Your goal
Set down each line of the material that follows, exactly, with no pictures.

Data supplied

"""

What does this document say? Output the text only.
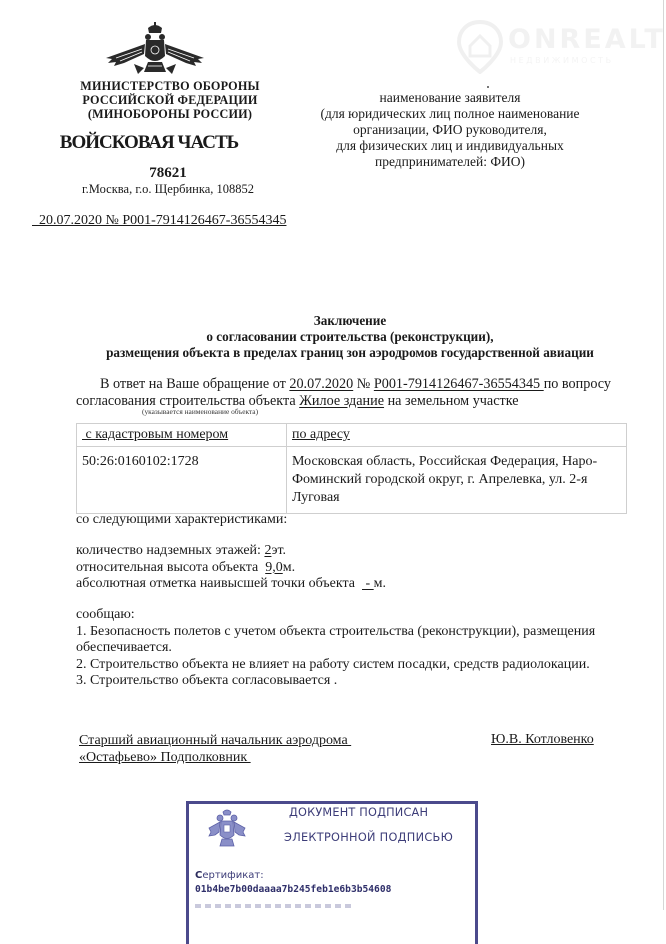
ONREALT
НЕДВИЖИМОСТЬ
МИНИСТЕРСТВО ОБОРОНЫ
РОССИЙСКОЙ ФЕДЕРАЦИИ
(МИНОБОРОНЫ РОССИИ)
ВОЙСКОВАЯ ЧАСТЬ
78621
г.Москва, г.о. Щербинка, 108852
20.07.2020 № P001-7914126467-36554345
наименование заявителя
(для юридических лиц полное наименование
организации, ФИО руководителя,
для физических лиц и индивидуальных
предпринимателей: ФИО)
Заключение
о согласовании строительства (реконструкции),
размещения объекта в пределах границ зон аэродромов государственной авиации
В ответ на Ваше обращение от 20.07.2020 № P001-7914126467-36554345 по вопросу согласования строительства объекта Жилое здание на земельном участке
(указывается наименование объекта)
с кадастровым номером	по адресу
50:26:0160102:1728	Московская область, Российская Федерация, Наро-Фоминский городской округ, г. Апрелевка, ул. 2-я Луговая
со следующими характеристиками:
количество надземных этажей: 2эт.
относительная высота объекта  9,0м.
абсолютная отметка наивысшей точки объекта   - м.
сообщаю:
1. Безопасность полетов с учетом объекта строительства (реконструкции), размещения обеспечивается.
2. Строительство объекта не влияет на работу систем посадки, средств радиолокации.
3. Строительство объекта согласовывается .
Старший авиационный начальник аэродрома
«Остафьево» Подполковник
Ю.В. Котловенко
ДОКУМЕНТ ПОДПИСАН
ЭЛЕКТРОННОЙ ПОДПИСЬЮ
Сертификат:
01b4be7b00daaaa7b245feb1e6b3b54608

"""

Solution to the exercise
What does this document say? Output the text only.
ONREALT
НЕДВИЖИМОСТЬ
МИНИСТЕРСТВО ОБОРОНЫ
РОССИЙСКОЙ ФЕДЕРАЦИИ
(МИНОБОРОНЫ РОССИИ)
ВОЙСКОВАЯ ЧАСТЬ
78621
г.Москва, г.о. Щербинка, 108852
20.07.2020 № P001-7914126467-36554345
наименование заявителя
(для юридических лиц полное наименование
организации, ФИО руководителя,
для физических лиц и индивидуальных
предпринимателей: ФИО)
Заключение
о согласовании строительства (реконструкции),
размещения объекта в пределах границ зон аэродромов государственной авиации
В ответ на Ваше обращение от 20.07.2020 № P001-7914126467-36554345 по вопросу согласования строительства объекта Жилое здание на земельном участке
(указывается наименование объекта)
с кадастровым номером	по адресу
50:26:0160102:1728	Московская область, Российская Федерация, Наро-Фоминский городской округ, г. Апрелевка, ул. 2-я Луговая
со следующими характеристиками:
количество надземных этажей: 2эт.
относительная высота объекта  9,0м.
абсолютная отметка наивысшей точки объекта   - м.
сообщаю:
1. Безопасность полетов с учетом объекта строительства (реконструкции), размещения обеспечивается.
2. Строительство объекта не влияет на работу систем посадки, средств радиолокации.
3. Строительство объекта согласовывается .
Старший авиационный начальник аэродрома
«Остафьево» Подполковник
Ю.В. Котловенко
ДОКУМЕНТ ПОДПИСАН
ЭЛЕКТРОННОЙ ПОДПИСЬЮ
Сертификат:
01b4be7b00daaaa7b245feb1e6b3b54608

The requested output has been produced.